Your objective: Note each line where "Backscatter" appears, and copy it.

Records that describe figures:

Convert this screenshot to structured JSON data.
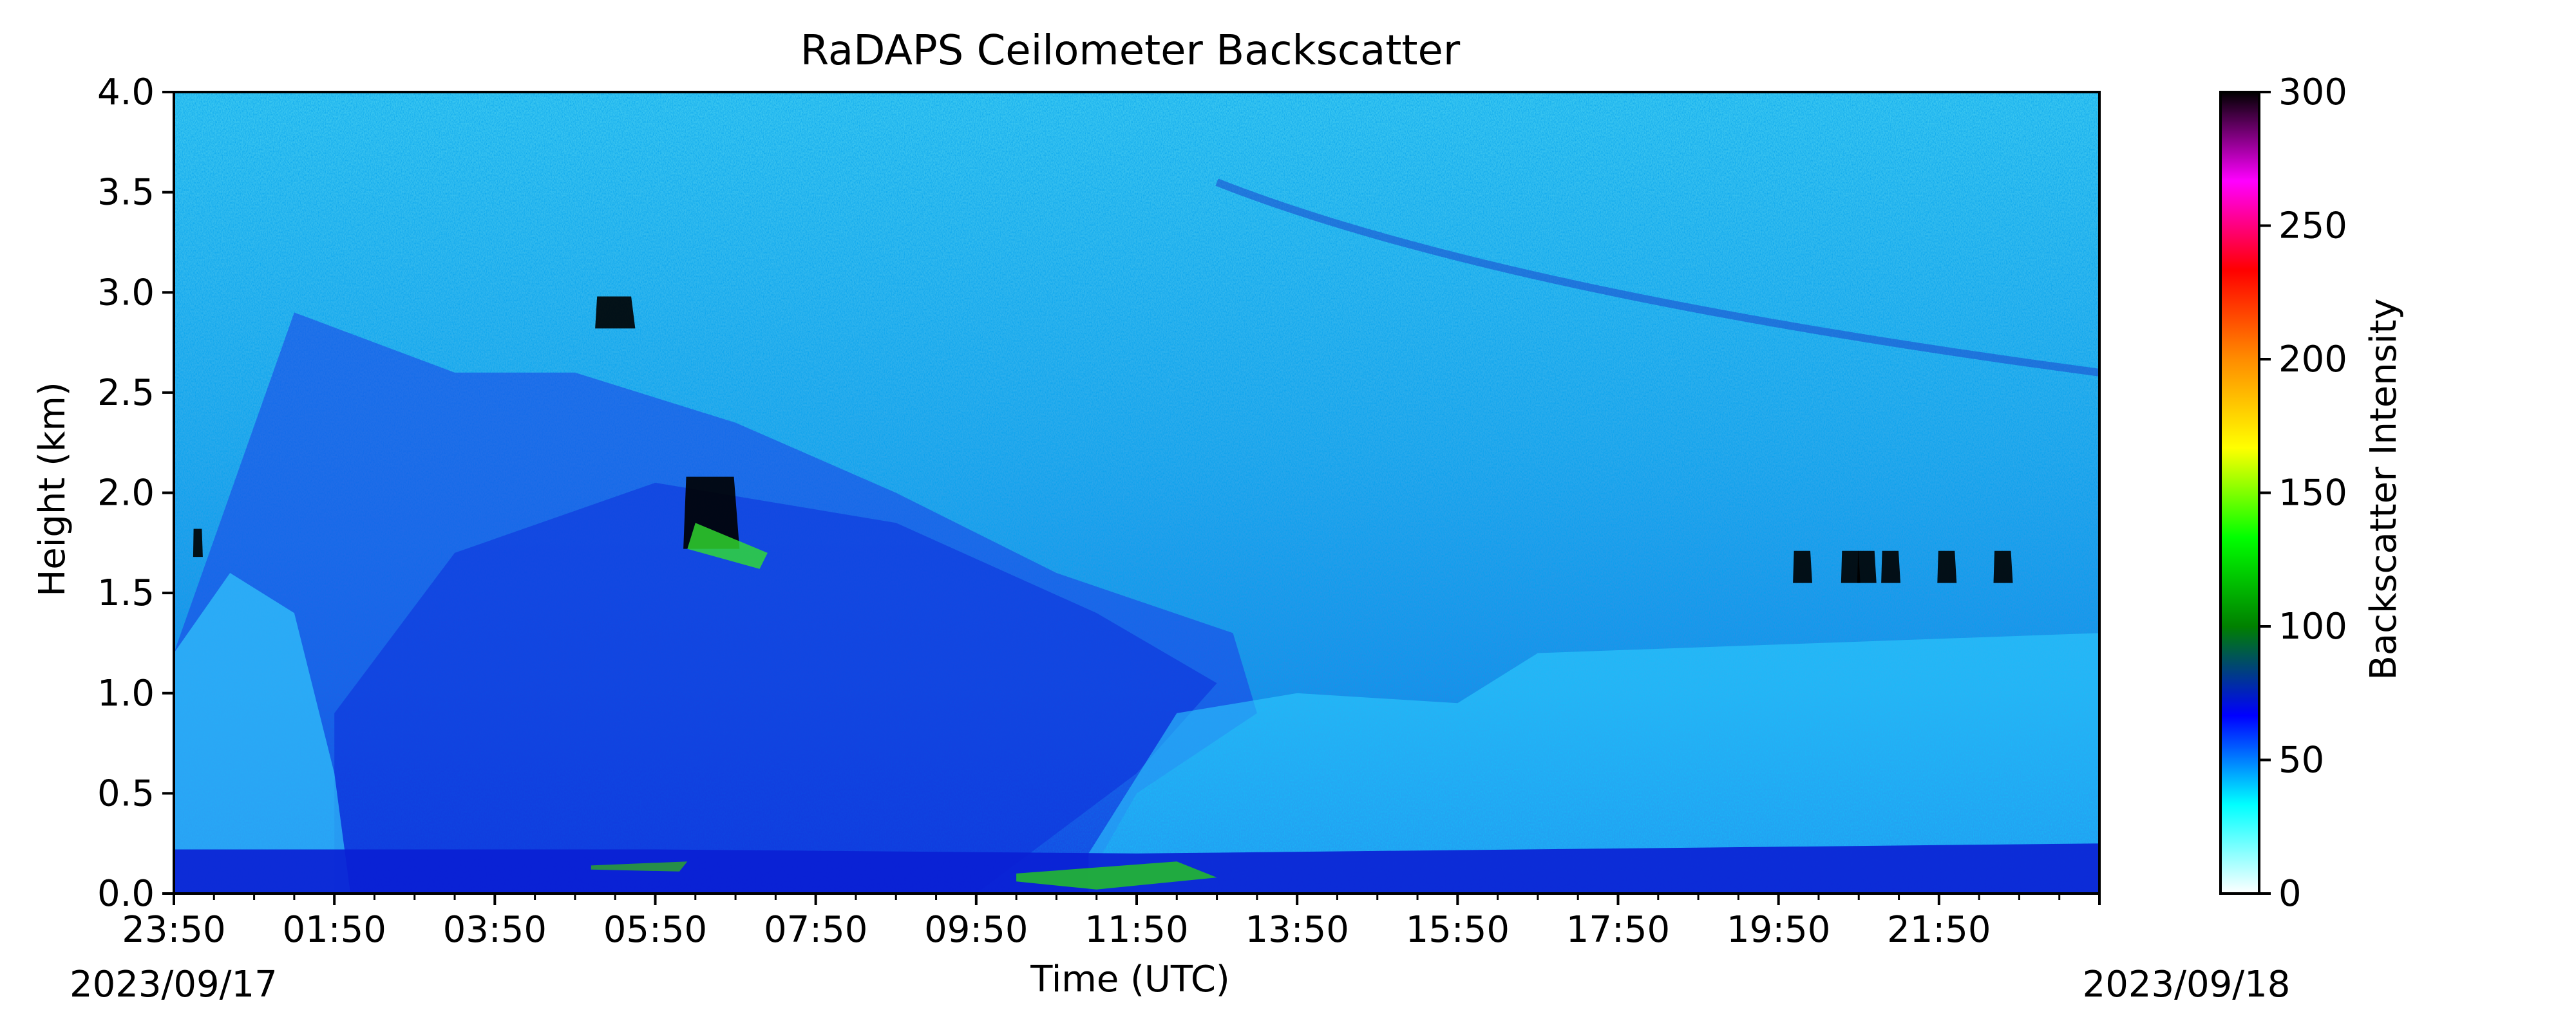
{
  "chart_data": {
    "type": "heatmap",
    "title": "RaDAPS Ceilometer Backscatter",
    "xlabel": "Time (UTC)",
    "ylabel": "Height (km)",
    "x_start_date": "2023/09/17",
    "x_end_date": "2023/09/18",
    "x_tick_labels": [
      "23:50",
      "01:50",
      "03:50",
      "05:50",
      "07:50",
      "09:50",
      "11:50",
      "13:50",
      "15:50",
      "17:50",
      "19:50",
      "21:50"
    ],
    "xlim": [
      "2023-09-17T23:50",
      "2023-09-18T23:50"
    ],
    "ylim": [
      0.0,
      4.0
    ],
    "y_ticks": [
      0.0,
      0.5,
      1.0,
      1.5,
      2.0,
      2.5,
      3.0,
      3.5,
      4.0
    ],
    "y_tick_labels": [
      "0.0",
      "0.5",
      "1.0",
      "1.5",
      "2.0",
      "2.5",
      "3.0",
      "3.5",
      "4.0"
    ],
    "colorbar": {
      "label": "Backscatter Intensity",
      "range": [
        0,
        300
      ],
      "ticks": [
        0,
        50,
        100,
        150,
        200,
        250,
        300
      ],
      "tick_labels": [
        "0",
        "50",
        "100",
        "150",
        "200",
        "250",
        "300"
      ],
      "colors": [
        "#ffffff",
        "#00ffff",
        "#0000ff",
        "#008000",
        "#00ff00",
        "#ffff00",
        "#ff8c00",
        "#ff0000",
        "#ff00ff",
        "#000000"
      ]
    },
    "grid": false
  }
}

Task solution:
    "title": "RaDAPS Ceilometer Backscatter",
      "label": "Backscatter Intensity",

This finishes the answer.